■ **TASK GOAL**
Spot every line with the word "NOAA" and return it.

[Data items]
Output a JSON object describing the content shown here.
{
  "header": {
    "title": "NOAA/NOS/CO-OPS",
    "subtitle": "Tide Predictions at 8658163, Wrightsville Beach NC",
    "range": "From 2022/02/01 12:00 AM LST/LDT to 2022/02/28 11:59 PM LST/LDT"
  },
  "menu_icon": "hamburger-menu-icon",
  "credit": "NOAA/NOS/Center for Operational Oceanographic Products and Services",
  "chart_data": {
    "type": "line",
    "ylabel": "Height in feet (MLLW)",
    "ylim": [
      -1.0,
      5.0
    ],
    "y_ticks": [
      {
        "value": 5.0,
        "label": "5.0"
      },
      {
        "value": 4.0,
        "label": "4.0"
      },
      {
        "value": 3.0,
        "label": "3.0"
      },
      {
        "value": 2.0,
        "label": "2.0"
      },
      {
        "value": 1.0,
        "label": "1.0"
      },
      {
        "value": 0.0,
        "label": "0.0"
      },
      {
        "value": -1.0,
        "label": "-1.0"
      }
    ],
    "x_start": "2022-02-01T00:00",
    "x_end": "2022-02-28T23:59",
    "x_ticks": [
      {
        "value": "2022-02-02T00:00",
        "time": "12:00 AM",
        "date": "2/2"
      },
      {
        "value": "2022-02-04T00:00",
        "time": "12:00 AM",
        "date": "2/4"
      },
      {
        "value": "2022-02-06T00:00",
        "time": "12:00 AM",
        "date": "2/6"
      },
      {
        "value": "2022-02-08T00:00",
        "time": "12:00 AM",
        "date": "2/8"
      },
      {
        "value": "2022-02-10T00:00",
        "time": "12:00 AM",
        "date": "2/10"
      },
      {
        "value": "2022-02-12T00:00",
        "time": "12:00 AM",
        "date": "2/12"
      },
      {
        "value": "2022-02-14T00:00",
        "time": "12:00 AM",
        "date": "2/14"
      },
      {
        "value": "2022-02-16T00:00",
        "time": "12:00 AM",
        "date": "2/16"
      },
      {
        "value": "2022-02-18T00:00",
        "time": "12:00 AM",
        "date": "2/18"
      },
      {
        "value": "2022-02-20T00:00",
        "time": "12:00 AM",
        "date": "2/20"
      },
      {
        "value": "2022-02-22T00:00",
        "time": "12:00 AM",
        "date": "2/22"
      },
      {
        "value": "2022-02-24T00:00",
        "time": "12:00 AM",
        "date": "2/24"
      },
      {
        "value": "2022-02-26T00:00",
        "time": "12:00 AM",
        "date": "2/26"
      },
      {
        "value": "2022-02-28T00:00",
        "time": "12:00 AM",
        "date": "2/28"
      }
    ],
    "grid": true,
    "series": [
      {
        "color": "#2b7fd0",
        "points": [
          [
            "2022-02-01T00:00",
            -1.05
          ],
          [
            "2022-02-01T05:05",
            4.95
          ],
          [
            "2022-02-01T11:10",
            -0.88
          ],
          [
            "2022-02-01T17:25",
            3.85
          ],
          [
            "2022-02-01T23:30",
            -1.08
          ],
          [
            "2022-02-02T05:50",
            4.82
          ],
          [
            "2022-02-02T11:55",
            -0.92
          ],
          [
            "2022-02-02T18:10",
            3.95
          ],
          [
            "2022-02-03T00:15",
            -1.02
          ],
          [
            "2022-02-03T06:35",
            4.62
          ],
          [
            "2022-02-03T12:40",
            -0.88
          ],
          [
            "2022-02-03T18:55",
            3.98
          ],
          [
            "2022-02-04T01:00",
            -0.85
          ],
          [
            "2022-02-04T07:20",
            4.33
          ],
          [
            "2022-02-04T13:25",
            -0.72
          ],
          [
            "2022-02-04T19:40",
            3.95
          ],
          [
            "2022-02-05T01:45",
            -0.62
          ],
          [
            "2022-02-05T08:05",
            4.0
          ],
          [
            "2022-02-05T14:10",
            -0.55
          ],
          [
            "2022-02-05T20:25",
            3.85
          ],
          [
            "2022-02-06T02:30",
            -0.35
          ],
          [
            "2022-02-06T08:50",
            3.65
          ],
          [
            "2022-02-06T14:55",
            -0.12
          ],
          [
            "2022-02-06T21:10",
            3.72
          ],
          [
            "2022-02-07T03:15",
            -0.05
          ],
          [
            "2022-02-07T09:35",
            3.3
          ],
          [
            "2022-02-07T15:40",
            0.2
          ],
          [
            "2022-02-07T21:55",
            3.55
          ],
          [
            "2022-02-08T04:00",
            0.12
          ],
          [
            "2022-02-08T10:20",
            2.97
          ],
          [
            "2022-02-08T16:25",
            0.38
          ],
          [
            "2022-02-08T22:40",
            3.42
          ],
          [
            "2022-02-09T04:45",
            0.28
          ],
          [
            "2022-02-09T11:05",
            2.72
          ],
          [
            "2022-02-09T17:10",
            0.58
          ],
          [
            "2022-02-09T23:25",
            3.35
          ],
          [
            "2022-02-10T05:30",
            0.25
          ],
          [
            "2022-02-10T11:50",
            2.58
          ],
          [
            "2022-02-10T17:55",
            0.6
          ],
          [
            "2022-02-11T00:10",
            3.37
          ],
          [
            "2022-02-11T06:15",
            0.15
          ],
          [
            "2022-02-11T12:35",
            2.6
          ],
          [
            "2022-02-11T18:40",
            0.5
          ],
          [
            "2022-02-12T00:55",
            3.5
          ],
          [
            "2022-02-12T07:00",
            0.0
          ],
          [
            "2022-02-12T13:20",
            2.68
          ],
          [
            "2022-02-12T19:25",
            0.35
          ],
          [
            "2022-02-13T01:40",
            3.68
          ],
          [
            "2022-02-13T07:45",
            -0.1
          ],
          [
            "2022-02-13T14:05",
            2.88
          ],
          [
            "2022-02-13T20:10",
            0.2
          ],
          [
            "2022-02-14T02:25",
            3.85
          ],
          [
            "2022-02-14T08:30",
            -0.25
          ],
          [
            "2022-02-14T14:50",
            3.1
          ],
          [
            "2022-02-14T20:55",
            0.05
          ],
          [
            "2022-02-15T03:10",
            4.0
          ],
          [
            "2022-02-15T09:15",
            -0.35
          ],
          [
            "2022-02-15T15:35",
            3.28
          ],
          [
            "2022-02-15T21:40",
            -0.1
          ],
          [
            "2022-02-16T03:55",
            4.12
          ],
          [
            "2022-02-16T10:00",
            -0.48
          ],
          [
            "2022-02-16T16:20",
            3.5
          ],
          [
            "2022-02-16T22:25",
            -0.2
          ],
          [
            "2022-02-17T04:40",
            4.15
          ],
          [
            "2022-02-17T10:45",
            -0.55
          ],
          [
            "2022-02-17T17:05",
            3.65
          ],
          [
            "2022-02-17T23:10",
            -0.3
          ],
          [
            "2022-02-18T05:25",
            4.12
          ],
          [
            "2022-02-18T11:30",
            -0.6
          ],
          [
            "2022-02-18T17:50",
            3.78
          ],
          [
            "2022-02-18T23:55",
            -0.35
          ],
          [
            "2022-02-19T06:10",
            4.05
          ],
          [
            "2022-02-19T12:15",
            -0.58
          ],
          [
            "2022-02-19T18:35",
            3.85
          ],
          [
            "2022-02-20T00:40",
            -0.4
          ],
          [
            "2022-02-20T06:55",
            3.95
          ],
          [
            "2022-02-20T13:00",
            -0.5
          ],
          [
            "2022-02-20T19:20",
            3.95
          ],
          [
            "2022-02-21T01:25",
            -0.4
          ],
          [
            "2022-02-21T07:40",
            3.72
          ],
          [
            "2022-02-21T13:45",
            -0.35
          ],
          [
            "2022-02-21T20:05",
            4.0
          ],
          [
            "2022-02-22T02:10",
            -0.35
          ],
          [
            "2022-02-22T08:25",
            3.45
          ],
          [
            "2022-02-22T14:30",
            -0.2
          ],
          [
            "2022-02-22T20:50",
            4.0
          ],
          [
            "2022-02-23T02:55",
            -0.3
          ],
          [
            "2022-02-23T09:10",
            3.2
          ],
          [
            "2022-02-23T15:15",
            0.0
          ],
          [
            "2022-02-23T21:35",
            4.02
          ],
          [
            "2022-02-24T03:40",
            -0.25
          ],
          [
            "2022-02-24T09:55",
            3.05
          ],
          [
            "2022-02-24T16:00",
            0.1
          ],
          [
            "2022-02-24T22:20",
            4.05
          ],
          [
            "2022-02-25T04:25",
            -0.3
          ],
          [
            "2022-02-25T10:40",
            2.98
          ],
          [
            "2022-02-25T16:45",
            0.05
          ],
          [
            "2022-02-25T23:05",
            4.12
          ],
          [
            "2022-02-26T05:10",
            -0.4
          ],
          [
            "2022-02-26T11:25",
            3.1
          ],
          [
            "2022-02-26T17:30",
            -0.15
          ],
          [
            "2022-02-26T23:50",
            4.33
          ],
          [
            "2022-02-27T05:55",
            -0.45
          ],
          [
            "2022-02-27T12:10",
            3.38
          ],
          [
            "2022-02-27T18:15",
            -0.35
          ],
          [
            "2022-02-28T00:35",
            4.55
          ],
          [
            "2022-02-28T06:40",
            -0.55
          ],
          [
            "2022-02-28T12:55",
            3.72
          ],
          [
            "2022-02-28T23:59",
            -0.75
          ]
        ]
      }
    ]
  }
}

■ **FINISHED TASK**
    "title": "NOAA/NOS/CO-OPS",
  "credit": "NOAA/NOS/Center for Operational Oceanographic Products and Services",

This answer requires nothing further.